───── Data supplied

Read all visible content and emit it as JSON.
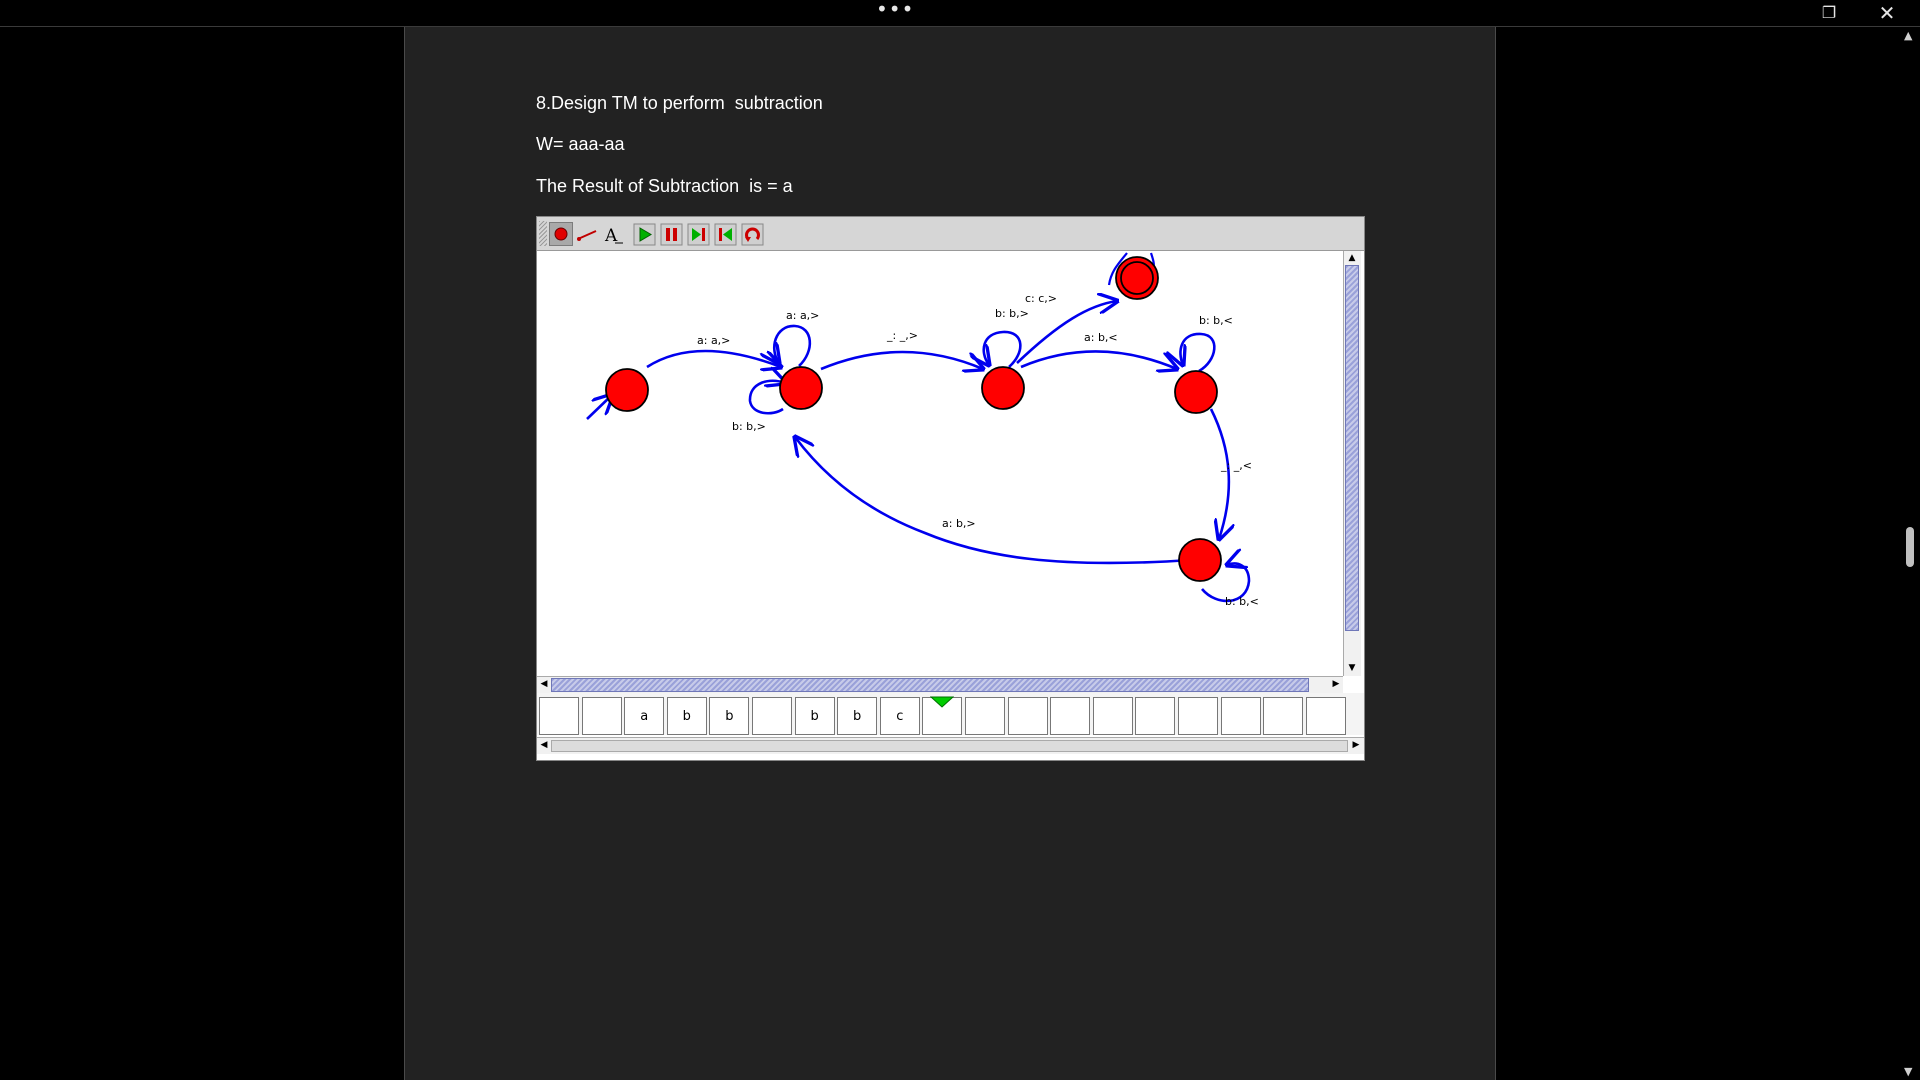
{
  "window": {
    "menu_dots": "•••",
    "restore_glyph": "❐",
    "close_glyph": "✕"
  },
  "document": {
    "line1": "8.Design TM to perform  subtraction",
    "line2": "W= aaa-aa",
    "line3": "The Result of Subtraction  is = a"
  },
  "toolbar": {
    "tools": [
      "state-tool",
      "transition-tool",
      "label-tool",
      "run-button",
      "pause-button",
      "step-forward-button",
      "step-back-button",
      "reset-button"
    ],
    "active_tool": "state-tool"
  },
  "diagram": {
    "state_color": "#ff0000",
    "edge_color": "#0000ee",
    "transitions": {
      "t01": "a: a,>",
      "t11a": "a: a,>",
      "t11b": "b: b,>",
      "t12": "_: _,>",
      "t22": "b: b,>",
      "t2f": "c: c,>",
      "t23": "a: b,<",
      "t33": "b: b,<",
      "t34": "_: _,<",
      "t41": "a: b,>",
      "t44": "b: b,<"
    }
  },
  "tape": {
    "cells": [
      "",
      "",
      "a",
      "b",
      "b",
      "",
      "b",
      "b",
      "c",
      "",
      "",
      "",
      "",
      "",
      "",
      "",
      "",
      "",
      ""
    ],
    "head_index": 9,
    "head_color": "#00cc00"
  }
}
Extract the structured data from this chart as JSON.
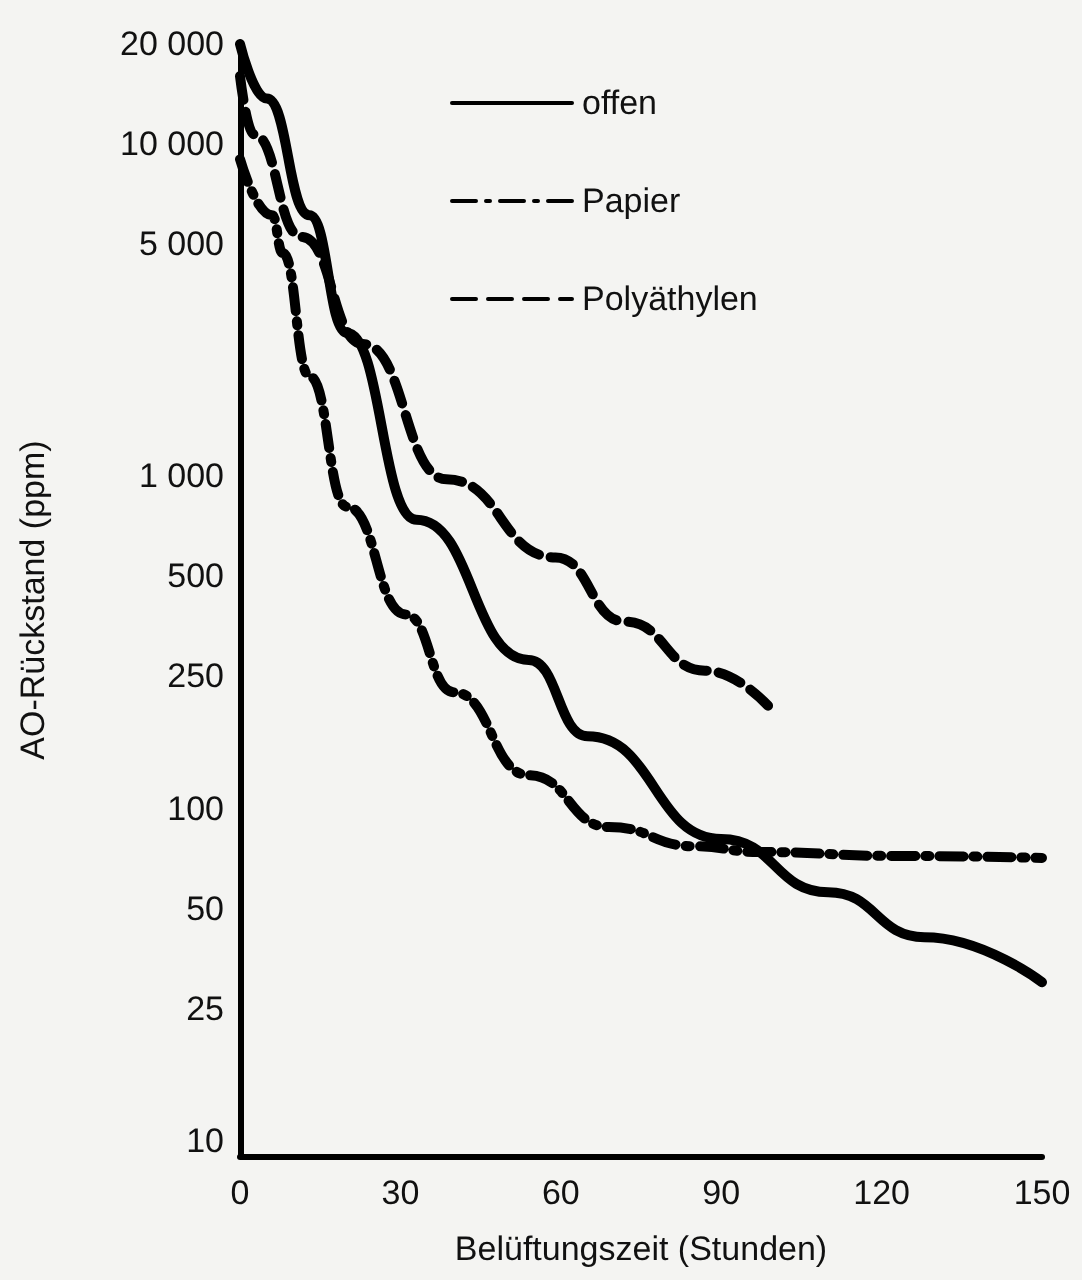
{
  "chart_data": {
    "type": "line",
    "xlabel": "Belüftungszeit (Stunden)",
    "ylabel": "AO-Rückstand (ppm)",
    "series": [
      {
        "name": "offen",
        "color": "#000000",
        "line_style": "solid",
        "x": [
          0,
          5,
          13,
          20,
          33,
          54,
          65,
          90,
          110,
          128,
          150
        ],
        "values": [
          20000,
          13700,
          6100,
          2700,
          740,
          280,
          165,
          81,
          56,
          41,
          30
        ]
      },
      {
        "name": "Papier",
        "color": "#000000",
        "line_style": "dashdot",
        "x": [
          0,
          6,
          8,
          13,
          20,
          31,
          40,
          54,
          69,
          85,
          97,
          123,
          150
        ],
        "values": [
          9000,
          6100,
          4700,
          2000,
          810,
          384,
          224,
          126,
          88,
          77,
          74,
          72,
          71
        ]
      },
      {
        "name": "Polyäthylen",
        "color": "#000000",
        "line_style": "dashed",
        "x": [
          0,
          2.6,
          11.5,
          23,
          38.6,
          59,
          72,
          87,
          100
        ],
        "values": [
          16000,
          10700,
          5250,
          2500,
          980,
          570,
          365,
          260,
          194
        ]
      }
    ],
    "xlim": [
      0,
      150
    ],
    "xticks": [
      0,
      30,
      60,
      90,
      120,
      150
    ],
    "ylim": [
      9,
      20000
    ],
    "yticks": [
      10,
      25,
      50,
      100,
      250,
      500,
      {
        "value": 1000,
        "label": "1 000"
      },
      {
        "value": 5000,
        "label": "5 000"
      },
      {
        "value": 10000,
        "label": "10 000"
      },
      {
        "value": 20000,
        "label": "20 000"
      }
    ],
    "log": true,
    "grid": false,
    "legend": "top",
    "marker": "none"
  }
}
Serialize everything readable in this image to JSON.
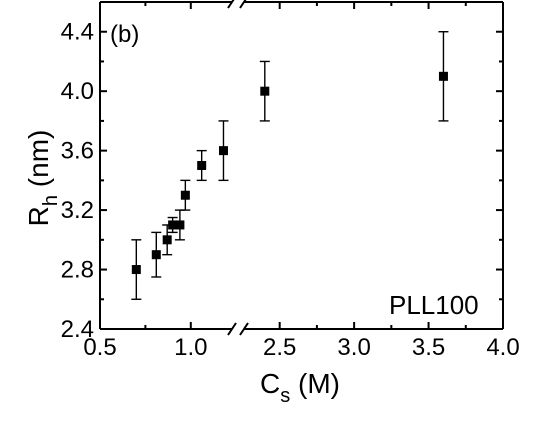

──────────

■ Exercise goal:
Give every record back exactly as it reads, with no images.

■ Exercise answer:
Read all visible content and emit it as JSON.
{
  "window": {
    "menu_dots": "•••",
    "restore_glyph": "❐",
    "close_glyph": "✕"
  },
  "document": {
    "line1": "8.Design TM to perform  subtraction",
    "line2": "W= aaa-aa",
    "line3": "The Result of Subtraction  is = a"
  },
  "toolbar": {
    "tools": [
      "state-tool",
      "transition-tool",
      "label-tool",
      "run-button",
      "pause-button",
      "step-forward-button",
      "step-back-button",
      "reset-button"
    ],
    "active_tool": "state-tool"
  },
  "diagram": {
    "state_color": "#ff0000",
    "edge_color": "#0000ee",
    "transitions": {
      "t01": "a: a,>",
      "t11a": "a: a,>",
      "t11b": "b: b,>",
      "t12": "_: _,>",
      "t22": "b: b,>",
      "t2f": "c: c,>",
      "t23": "a: b,<",
      "t33": "b: b,<",
      "t34": "_: _,<",
      "t41": "a: b,>",
      "t44": "b: b,<"
    }
  },
  "tape": {
    "cells": [
      "",
      "",
      "a",
      "b",
      "b",
      "",
      "b",
      "b",
      "c",
      "",
      "",
      "",
      "",
      "",
      "",
      "",
      "",
      "",
      ""
    ],
    "head_index": 9,
    "head_color": "#00cc00"
  }
}
Extract the structured data from this chart as JSON.
{
  "chart_data": {
    "type": "line",
    "xlabel": "Belüftungszeit (Stunden)",
    "ylabel": "AO-Rückstand (ppm)",
    "series": [
      {
        "name": "offen",
        "color": "#000000",
        "line_style": "solid",
        "x": [
          0,
          5,
          13,
          20,
          33,
          54,
          65,
          90,
          110,
          128,
          150
        ],
        "values": [
          20000,
          13700,
          6100,
          2700,
          740,
          280,
          165,
          81,
          56,
          41,
          30
        ]
      },
      {
        "name": "Papier",
        "color": "#000000",
        "line_style": "dashdot",
        "x": [
          0,
          6,
          8,
          13,
          20,
          31,
          40,
          54,
          69,
          85,
          97,
          123,
          150
        ],
        "values": [
          9000,
          6100,
          4700,
          2000,
          810,
          384,
          224,
          126,
          88,
          77,
          74,
          72,
          71
        ]
      },
      {
        "name": "Polyäthylen",
        "color": "#000000",
        "line_style": "dashed",
        "x": [
          0,
          2.6,
          11.5,
          23,
          38.6,
          59,
          72,
          87,
          100
        ],
        "values": [
          16000,
          10700,
          5250,
          2500,
          980,
          570,
          365,
          260,
          194
        ]
      }
    ],
    "xlim": [
      0,
      150
    ],
    "xticks": [
      0,
      30,
      60,
      90,
      120,
      150
    ],
    "ylim": [
      9,
      20000
    ],
    "yticks": [
      10,
      25,
      50,
      100,
      250,
      500,
      {
        "value": 1000,
        "label": "1 000"
      },
      {
        "value": 5000,
        "label": "5 000"
      },
      {
        "value": 10000,
        "label": "10 000"
      },
      {
        "value": 20000,
        "label": "20 000"
      }
    ],
    "log": true,
    "grid": false,
    "legend": "top",
    "marker": "none"
  }
}
Serialize everything readable in this image to JSON.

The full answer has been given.